• Short task
Reproduce the material in full, unchanged.

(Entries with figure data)
--- begin ---
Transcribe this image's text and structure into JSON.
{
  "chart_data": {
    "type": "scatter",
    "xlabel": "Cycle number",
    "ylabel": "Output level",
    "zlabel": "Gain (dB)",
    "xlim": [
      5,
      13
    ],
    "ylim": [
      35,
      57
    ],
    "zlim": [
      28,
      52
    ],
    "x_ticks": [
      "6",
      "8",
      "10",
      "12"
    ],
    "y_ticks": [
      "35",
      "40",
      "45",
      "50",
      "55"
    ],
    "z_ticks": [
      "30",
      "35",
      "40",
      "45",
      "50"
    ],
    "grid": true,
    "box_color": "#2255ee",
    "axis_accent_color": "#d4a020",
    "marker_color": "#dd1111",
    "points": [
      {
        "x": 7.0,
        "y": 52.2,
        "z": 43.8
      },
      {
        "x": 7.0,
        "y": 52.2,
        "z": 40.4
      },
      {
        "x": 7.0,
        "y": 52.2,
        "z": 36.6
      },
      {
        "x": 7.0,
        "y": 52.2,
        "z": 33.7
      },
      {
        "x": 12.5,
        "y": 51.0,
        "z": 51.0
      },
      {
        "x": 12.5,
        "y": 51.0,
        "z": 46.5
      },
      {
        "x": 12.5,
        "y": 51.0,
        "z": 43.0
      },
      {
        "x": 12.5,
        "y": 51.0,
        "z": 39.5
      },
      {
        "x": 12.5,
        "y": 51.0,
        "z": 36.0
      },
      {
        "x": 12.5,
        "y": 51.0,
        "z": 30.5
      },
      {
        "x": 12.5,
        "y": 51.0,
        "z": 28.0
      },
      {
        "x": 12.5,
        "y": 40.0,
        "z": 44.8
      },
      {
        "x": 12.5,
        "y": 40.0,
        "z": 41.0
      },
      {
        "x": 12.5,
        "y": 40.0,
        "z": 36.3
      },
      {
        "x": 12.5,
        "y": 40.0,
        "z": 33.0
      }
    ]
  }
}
--- end ---
• Answer below
Transcribe this image's text and structure into JSON.
{
  "chart_data": {
    "type": "scatter",
    "xlabel": "Cycle number",
    "ylabel": "Output level",
    "zlabel": "Gain (dB)",
    "xlim": [
      5,
      13
    ],
    "ylim": [
      35,
      57
    ],
    "zlim": [
      28,
      52
    ],
    "x_ticks": [
      "6",
      "8",
      "10",
      "12"
    ],
    "y_ticks": [
      "35",
      "40",
      "45",
      "50",
      "55"
    ],
    "z_ticks": [
      "30",
      "35",
      "40",
      "45",
      "50"
    ],
    "grid": true,
    "box_color": "#2255ee",
    "axis_accent_color": "#d4a020",
    "marker_color": "#dd1111",
    "points": [
      {
        "x": 7.0,
        "y": 52.2,
        "z": 43.8
      },
      {
        "x": 7.0,
        "y": 52.2,
        "z": 40.4
      },
      {
        "x": 7.0,
        "y": 52.2,
        "z": 36.6
      },
      {
        "x": 7.0,
        "y": 52.2,
        "z": 33.7
      },
      {
        "x": 12.5,
        "y": 51.0,
        "z": 51.0
      },
      {
        "x": 12.5,
        "y": 51.0,
        "z": 46.5
      },
      {
        "x": 12.5,
        "y": 51.0,
        "z": 43.0
      },
      {
        "x": 12.5,
        "y": 51.0,
        "z": 39.5
      },
      {
        "x": 12.5,
        "y": 51.0,
        "z": 36.0
      },
      {
        "x": 12.5,
        "y": 51.0,
        "z": 30.5
      },
      {
        "x": 12.5,
        "y": 51.0,
        "z": 28.0
      },
      {
        "x": 12.5,
        "y": 40.0,
        "z": 44.8
      },
      {
        "x": 12.5,
        "y": 40.0,
        "z": 41.0
      },
      {
        "x": 12.5,
        "y": 40.0,
        "z": 36.3
      },
      {
        "x": 12.5,
        "y": 40.0,
        "z": 33.0
      }
    ]
  }
}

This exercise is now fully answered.